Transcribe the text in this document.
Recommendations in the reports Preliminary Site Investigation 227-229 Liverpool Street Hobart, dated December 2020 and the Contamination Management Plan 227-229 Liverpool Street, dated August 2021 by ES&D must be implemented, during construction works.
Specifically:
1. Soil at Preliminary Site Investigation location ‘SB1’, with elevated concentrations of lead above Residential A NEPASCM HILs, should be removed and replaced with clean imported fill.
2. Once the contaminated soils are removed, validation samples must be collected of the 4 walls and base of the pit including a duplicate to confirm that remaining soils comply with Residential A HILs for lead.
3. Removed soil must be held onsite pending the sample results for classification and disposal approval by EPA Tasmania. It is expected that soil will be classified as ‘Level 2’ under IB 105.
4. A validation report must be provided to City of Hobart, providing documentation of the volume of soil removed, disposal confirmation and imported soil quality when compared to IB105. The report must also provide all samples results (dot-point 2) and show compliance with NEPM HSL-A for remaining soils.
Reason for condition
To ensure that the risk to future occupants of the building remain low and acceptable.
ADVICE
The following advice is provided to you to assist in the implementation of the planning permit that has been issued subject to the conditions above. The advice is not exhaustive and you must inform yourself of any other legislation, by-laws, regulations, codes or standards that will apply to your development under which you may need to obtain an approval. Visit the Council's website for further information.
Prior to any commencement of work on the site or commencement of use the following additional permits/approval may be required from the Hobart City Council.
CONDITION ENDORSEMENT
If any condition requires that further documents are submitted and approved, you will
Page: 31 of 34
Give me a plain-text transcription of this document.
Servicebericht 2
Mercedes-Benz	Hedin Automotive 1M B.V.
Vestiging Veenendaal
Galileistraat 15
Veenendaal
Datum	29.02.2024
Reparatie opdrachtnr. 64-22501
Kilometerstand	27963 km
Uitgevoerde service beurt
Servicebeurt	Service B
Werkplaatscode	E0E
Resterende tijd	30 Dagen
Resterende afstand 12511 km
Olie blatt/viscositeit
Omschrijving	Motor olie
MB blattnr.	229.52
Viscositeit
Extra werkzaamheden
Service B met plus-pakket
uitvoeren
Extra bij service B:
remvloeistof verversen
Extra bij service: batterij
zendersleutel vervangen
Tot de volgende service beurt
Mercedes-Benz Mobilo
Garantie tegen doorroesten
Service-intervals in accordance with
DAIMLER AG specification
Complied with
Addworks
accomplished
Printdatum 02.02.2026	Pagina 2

----

### [Challenge]
Print exactly the lines from the one with "Give me a plain-text" through the end of the data, inclusive.

### [Output for this exercise]
Give me a plain-text transcription of this document.
Servicebericht 2
Mercedes-Benz	Hedin Automotive 1M B.V.
Vestiging Veenendaal
Galileistraat 15
Veenendaal
Datum	29.02.2024
Reparatie opdrachtnr. 64-22501
Kilometerstand	27963 km
Uitgevoerde service beurt
Servicebeurt	Service B
Werkplaatscode	E0E
Resterende tijd	30 Dagen
Resterende afstand 12511 km
Olie blatt/viscositeit
Omschrijving	Motor olie
MB blattnr.	229.52
Viscositeit
Extra werkzaamheden
Service B met plus-pakket
uitvoeren
Extra bij service B:
remvloeistof verversen
Extra bij service: batterij
zendersleutel vervangen
Tot de volgende service beurt
Mercedes-Benz Mobilo
Garantie tegen doorroesten
Service-intervals in accordance with
DAIMLER AG specification
Complied with
Addworks
accomplished
Printdatum 02.02.2026	Pagina 2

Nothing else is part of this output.